• EXERCISE PROMPT:
Pictures do not belong in the copy; transcribe everything else in the records exactly.

— START OF DATASET ROWS —

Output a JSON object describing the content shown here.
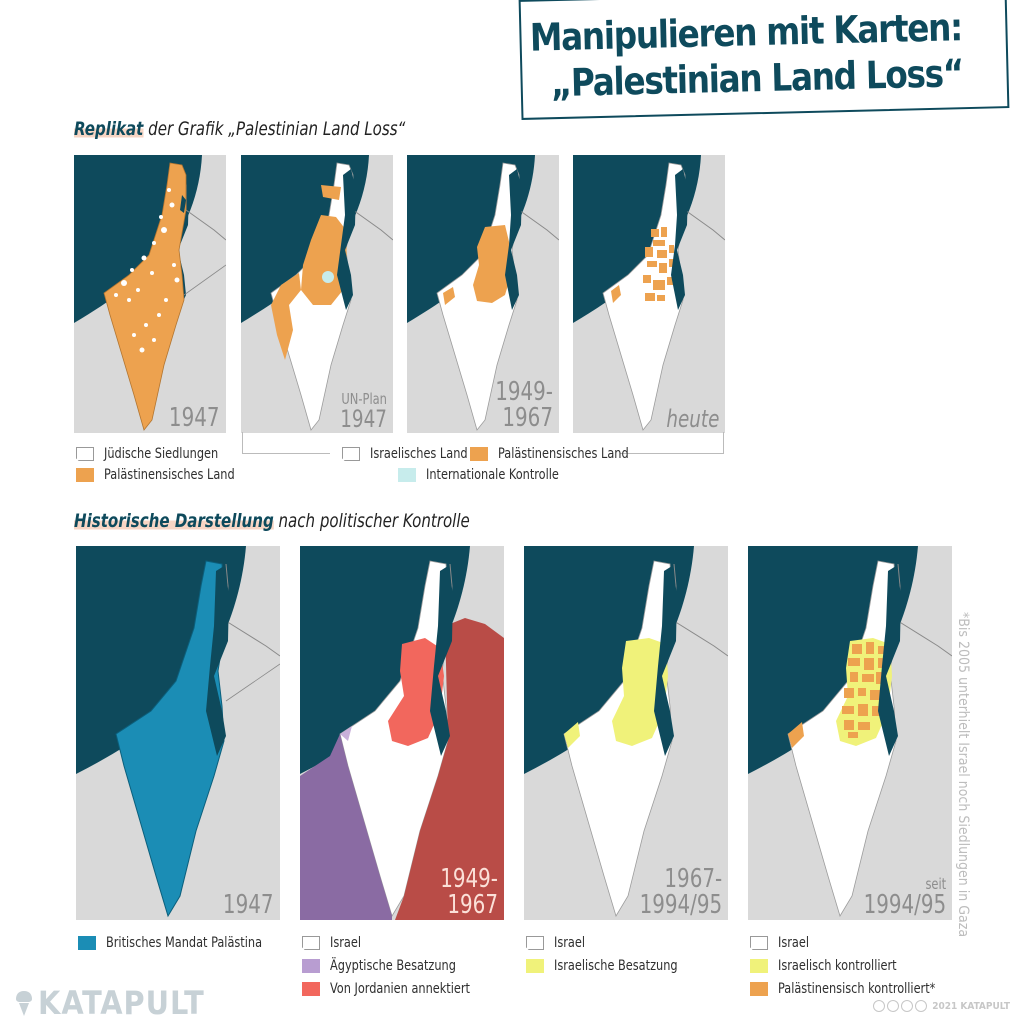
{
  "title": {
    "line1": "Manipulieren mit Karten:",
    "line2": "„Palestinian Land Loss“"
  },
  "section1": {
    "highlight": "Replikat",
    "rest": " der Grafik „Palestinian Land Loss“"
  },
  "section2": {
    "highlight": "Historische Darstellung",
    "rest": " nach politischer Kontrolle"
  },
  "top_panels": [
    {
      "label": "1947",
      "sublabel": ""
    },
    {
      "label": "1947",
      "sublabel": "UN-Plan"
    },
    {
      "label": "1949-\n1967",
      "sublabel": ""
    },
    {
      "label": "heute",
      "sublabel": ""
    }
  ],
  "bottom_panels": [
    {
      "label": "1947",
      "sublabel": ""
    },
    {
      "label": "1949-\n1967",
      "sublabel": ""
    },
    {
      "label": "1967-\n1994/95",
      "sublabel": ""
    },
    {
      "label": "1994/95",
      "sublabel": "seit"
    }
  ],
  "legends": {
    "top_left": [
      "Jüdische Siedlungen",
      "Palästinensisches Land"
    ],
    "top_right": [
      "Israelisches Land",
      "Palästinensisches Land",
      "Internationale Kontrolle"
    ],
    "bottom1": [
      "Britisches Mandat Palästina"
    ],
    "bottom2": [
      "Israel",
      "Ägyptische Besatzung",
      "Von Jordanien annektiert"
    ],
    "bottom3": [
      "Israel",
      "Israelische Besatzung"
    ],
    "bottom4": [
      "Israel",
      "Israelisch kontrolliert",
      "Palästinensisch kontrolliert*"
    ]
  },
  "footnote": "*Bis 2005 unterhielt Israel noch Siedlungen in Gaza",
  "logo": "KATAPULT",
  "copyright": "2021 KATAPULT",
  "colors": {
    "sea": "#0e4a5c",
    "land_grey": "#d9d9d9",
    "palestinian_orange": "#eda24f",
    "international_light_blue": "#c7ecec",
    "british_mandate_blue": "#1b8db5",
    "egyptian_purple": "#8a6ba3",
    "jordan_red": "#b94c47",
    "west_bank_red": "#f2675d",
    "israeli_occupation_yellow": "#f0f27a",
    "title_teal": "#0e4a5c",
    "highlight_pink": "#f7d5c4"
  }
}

— END OF DATASET ROWS —

• WRITTEN SOLUTION:
Output a JSON object describing the content shown here.
{
  "title": {
    "line1": "Manipulieren mit Karten:",
    "line2": "„Palestinian Land Loss“"
  },
  "section1": {
    "highlight": "Replikat",
    "rest": " der Grafik „Palestinian Land Loss“"
  },
  "section2": {
    "highlight": "Historische Darstellung",
    "rest": " nach politischer Kontrolle"
  },
  "top_panels": [
    {
      "label": "1947",
      "sublabel": ""
    },
    {
      "label": "1947",
      "sublabel": "UN-Plan"
    },
    {
      "label": "1949-\n1967",
      "sublabel": ""
    },
    {
      "label": "heute",
      "sublabel": ""
    }
  ],
  "bottom_panels": [
    {
      "label": "1947",
      "sublabel": ""
    },
    {
      "label": "1949-\n1967",
      "sublabel": ""
    },
    {
      "label": "1967-\n1994/95",
      "sublabel": ""
    },
    {
      "label": "1994/95",
      "sublabel": "seit"
    }
  ],
  "legends": {
    "top_left": [
      "Jüdische Siedlungen",
      "Palästinensisches Land"
    ],
    "top_right": [
      "Israelisches Land",
      "Palästinensisches Land",
      "Internationale Kontrolle"
    ],
    "bottom1": [
      "Britisches Mandat Palästina"
    ],
    "bottom2": [
      "Israel",
      "Ägyptische Besatzung",
      "Von Jordanien annektiert"
    ],
    "bottom3": [
      "Israel",
      "Israelische Besatzung"
    ],
    "bottom4": [
      "Israel",
      "Israelisch kontrolliert",
      "Palästinensisch kontrolliert*"
    ]
  },
  "footnote": "*Bis 2005 unterhielt Israel noch Siedlungen in Gaza",
  "logo": "KATAPULT",
  "copyright": "2021 KATAPULT",
  "colors": {
    "sea": "#0e4a5c",
    "land_grey": "#d9d9d9",
    "palestinian_orange": "#eda24f",
    "international_light_blue": "#c7ecec",
    "british_mandate_blue": "#1b8db5",
    "egyptian_purple": "#8a6ba3",
    "jordan_red": "#b94c47",
    "west_bank_red": "#f2675d",
    "israeli_occupation_yellow": "#f0f27a",
    "title_teal": "#0e4a5c",
    "highlight_pink": "#f7d5c4"
  }
}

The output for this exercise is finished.